▶ **Your task**
Give back the full material, exactly as it reads.

## Start The input

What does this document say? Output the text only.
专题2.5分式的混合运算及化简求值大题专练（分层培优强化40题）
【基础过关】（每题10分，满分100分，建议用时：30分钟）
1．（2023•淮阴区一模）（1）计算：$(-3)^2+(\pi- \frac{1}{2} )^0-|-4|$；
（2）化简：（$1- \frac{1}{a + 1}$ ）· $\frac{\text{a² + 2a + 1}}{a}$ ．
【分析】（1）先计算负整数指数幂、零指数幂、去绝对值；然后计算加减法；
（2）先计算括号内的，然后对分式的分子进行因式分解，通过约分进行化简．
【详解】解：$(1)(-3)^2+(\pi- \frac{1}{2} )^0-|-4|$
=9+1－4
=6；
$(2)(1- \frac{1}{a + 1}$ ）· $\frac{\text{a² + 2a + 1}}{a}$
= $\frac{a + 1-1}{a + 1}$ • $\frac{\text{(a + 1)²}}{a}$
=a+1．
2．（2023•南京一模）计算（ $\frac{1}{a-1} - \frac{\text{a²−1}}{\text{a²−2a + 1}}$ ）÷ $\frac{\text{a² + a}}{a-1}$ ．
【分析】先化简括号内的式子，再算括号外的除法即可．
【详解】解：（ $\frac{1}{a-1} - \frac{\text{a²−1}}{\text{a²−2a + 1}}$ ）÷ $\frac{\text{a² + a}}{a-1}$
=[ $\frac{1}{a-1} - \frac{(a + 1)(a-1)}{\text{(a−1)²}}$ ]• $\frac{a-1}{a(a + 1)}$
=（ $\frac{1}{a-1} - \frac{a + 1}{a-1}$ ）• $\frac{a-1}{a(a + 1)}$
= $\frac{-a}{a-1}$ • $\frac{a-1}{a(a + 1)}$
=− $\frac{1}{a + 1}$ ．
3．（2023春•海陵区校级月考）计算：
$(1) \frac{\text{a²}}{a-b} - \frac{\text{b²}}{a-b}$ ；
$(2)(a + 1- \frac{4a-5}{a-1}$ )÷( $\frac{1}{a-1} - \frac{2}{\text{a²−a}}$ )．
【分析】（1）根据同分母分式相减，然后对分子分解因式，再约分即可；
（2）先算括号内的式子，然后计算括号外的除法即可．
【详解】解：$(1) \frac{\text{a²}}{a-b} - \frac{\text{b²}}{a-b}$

## End The input

▶ **Completed task**
What does this document say? Output the text only.
专题2.5分式的混合运算及化简求值大题专练（分层培优强化40题）
【基础过关】（每题10分，满分100分，建议用时：30分钟）
1．（2023•淮阴区一模）（1）计算：$(-3)^2+(\pi- \frac{1}{2} )^0-|-4|$；
（2）化简：（$1- \frac{1}{a + 1}$ ）· $\frac{\text{a² + 2a + 1}}{a}$ ．
【分析】（1）先计算负整数指数幂、零指数幂、去绝对值；然后计算加减法；
（2）先计算括号内的，然后对分式的分子进行因式分解，通过约分进行化简．
【详解】解：$(1)(-3)^2+(\pi- \frac{1}{2} )^0-|-4|$
=9+1－4
=6；
$(2)(1- \frac{1}{a + 1}$ ）· $\frac{\text{a² + 2a + 1}}{a}$
= $\frac{a + 1-1}{a + 1}$ • $\frac{\text{(a + 1)²}}{a}$
=a+1．
2．（2023•南京一模）计算（ $\frac{1}{a-1} - \frac{\text{a²−1}}{\text{a²−2a + 1}}$ ）÷ $\frac{\text{a² + a}}{a-1}$ ．
【分析】先化简括号内的式子，再算括号外的除法即可．
【详解】解：（ $\frac{1}{a-1} - \frac{\text{a²−1}}{\text{a²−2a + 1}}$ ）÷ $\frac{\text{a² + a}}{a-1}$
=[ $\frac{1}{a-1} - \frac{(a + 1)(a-1)}{\text{(a−1)²}}$ ]• $\frac{a-1}{a(a + 1)}$
=（ $\frac{1}{a-1} - \frac{a + 1}{a-1}$ ）• $\frac{a-1}{a(a + 1)}$
= $\frac{-a}{a-1}$ • $\frac{a-1}{a(a + 1)}$
=− $\frac{1}{a + 1}$ ．
3．（2023春•海陵区校级月考）计算：
$(1) \frac{\text{a²}}{a-b} - \frac{\text{b²}}{a-b}$ ；
$(2)(a + 1- \frac{4a-5}{a-1}$ )÷( $\frac{1}{a-1} - \frac{2}{\text{a²−a}}$ )．
【分析】（1）根据同分母分式相减，然后对分子分解因式，再约分即可；
（2）先算括号内的式子，然后计算括号外的除法即可．
【详解】解：$(1) \frac{\text{a²}}{a-b} - \frac{\text{b²}}{a-b}$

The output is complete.